## [What is asked]
Reproduce each line of the listing exactly.
+ + + +
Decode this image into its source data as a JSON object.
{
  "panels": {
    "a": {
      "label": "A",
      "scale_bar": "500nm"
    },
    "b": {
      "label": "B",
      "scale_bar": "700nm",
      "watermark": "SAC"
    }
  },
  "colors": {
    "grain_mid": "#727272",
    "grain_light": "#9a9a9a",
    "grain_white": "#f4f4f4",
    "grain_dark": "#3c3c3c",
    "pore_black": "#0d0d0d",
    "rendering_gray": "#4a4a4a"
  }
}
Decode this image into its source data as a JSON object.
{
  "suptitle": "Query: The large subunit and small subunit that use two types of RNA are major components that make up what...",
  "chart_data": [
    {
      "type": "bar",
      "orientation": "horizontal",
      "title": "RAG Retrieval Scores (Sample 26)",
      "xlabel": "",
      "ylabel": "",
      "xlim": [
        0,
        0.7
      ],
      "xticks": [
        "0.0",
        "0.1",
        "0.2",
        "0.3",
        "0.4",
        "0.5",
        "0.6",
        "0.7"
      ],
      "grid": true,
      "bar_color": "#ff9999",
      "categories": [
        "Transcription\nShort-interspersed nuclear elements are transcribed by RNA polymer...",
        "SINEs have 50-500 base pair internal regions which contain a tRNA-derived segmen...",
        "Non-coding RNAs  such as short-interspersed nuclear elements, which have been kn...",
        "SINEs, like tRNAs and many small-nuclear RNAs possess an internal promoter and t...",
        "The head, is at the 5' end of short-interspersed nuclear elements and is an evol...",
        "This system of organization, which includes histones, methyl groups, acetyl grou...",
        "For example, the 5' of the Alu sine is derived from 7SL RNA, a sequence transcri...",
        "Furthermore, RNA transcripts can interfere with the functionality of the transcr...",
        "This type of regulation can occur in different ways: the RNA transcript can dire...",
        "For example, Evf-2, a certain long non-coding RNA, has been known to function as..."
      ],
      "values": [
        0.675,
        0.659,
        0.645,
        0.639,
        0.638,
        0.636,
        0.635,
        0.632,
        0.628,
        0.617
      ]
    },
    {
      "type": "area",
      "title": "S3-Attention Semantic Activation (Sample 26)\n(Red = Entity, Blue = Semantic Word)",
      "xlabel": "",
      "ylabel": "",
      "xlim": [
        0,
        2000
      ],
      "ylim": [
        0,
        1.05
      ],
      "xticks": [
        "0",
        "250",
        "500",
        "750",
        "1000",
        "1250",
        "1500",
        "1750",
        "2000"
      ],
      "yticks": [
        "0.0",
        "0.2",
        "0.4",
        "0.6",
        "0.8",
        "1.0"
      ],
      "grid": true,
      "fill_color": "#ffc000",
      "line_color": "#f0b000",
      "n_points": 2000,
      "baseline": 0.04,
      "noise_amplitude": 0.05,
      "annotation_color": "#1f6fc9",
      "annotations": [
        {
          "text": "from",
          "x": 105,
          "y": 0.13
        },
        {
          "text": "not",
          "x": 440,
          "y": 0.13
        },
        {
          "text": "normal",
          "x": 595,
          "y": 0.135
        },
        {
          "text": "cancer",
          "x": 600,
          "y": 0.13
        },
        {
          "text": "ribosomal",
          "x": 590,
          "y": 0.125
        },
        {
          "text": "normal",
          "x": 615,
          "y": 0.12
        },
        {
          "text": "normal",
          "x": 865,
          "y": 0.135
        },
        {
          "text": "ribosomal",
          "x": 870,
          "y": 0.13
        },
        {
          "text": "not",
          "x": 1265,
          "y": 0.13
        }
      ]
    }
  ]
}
+ + + +
## [The reply]
Decode this image into its source data as a JSON object.
{
  "panels": {
    "a": {
      "label": "A",
      "scale_bar": "500nm"
    },
    "b": {
      "label": "B",
      "scale_bar": "700nm",
      "watermark": "SAC"
    }
  },
  "colors": {
    "grain_mid": "#727272",
    "grain_light": "#9a9a9a",
    "grain_white": "#f4f4f4",
    "grain_dark": "#3c3c3c",
    "pore_black": "#0d0d0d",
    "rendering_gray": "#4a4a4a"
  }
}
Decode this image into its source data as a JSON object.
{
  "suptitle": "Query: The large subunit and small subunit that use two types of RNA are major components that make up what...",
  "chart_data": [
    {
      "type": "bar",
      "orientation": "horizontal",
      "title": "RAG Retrieval Scores (Sample 26)",
      "xlabel": "",
      "ylabel": "",
      "xlim": [
        0,
        0.7
      ],
      "xticks": [
        "0.0",
        "0.1",
        "0.2",
        "0.3",
        "0.4",
        "0.5",
        "0.6",
        "0.7"
      ],
      "grid": true,
      "bar_color": "#ff9999",
      "categories": [
        "Transcription\nShort-interspersed nuclear elements are transcribed by RNA polymer...",
        "SINEs have 50-500 base pair internal regions which contain a tRNA-derived segmen...",
        "Non-coding RNAs  such as short-interspersed nuclear elements, which have been kn...",
        "SINEs, like tRNAs and many small-nuclear RNAs possess an internal promoter and t...",
        "The head, is at the 5' end of short-interspersed nuclear elements and is an evol...",
        "This system of organization, which includes histones, methyl groups, acetyl grou...",
        "For example, the 5' of the Alu sine is derived from 7SL RNA, a sequence transcri...",
        "Furthermore, RNA transcripts can interfere with the functionality of the transcr...",
        "This type of regulation can occur in different ways: the RNA transcript can dire...",
        "For example, Evf-2, a certain long non-coding RNA, has been known to function as..."
      ],
      "values": [
        0.675,
        0.659,
        0.645,
        0.639,
        0.638,
        0.636,
        0.635,
        0.632,
        0.628,
        0.617
      ]
    },
    {
      "type": "area",
      "title": "S3-Attention Semantic Activation (Sample 26)\n(Red = Entity, Blue = Semantic Word)",
      "xlabel": "",
      "ylabel": "",
      "xlim": [
        0,
        2000
      ],
      "ylim": [
        0,
        1.05
      ],
      "xticks": [
        "0",
        "250",
        "500",
        "750",
        "1000",
        "1250",
        "1500",
        "1750",
        "2000"
      ],
      "yticks": [
        "0.0",
        "0.2",
        "0.4",
        "0.6",
        "0.8",
        "1.0"
      ],
      "grid": true,
      "fill_color": "#ffc000",
      "line_color": "#f0b000",
      "n_points": 2000,
      "baseline": 0.04,
      "noise_amplitude": 0.05,
      "annotation_color": "#1f6fc9",
      "annotations": [
        {
          "text": "from",
          "x": 105,
          "y": 0.13
        },
        {
          "text": "not",
          "x": 440,
          "y": 0.13
        },
        {
          "text": "normal",
          "x": 595,
          "y": 0.135
        },
        {
          "text": "cancer",
          "x": 600,
          "y": 0.13
        },
        {
          "text": "ribosomal",
          "x": 590,
          "y": 0.125
        },
        {
          "text": "normal",
          "x": 615,
          "y": 0.12
        },
        {
          "text": "normal",
          "x": 865,
          "y": 0.135
        },
        {
          "text": "ribosomal",
          "x": 870,
          "y": 0.13
        },
        {
          "text": "not",
          "x": 1265,
          "y": 0.13
        }
      ]
    }
  ]
}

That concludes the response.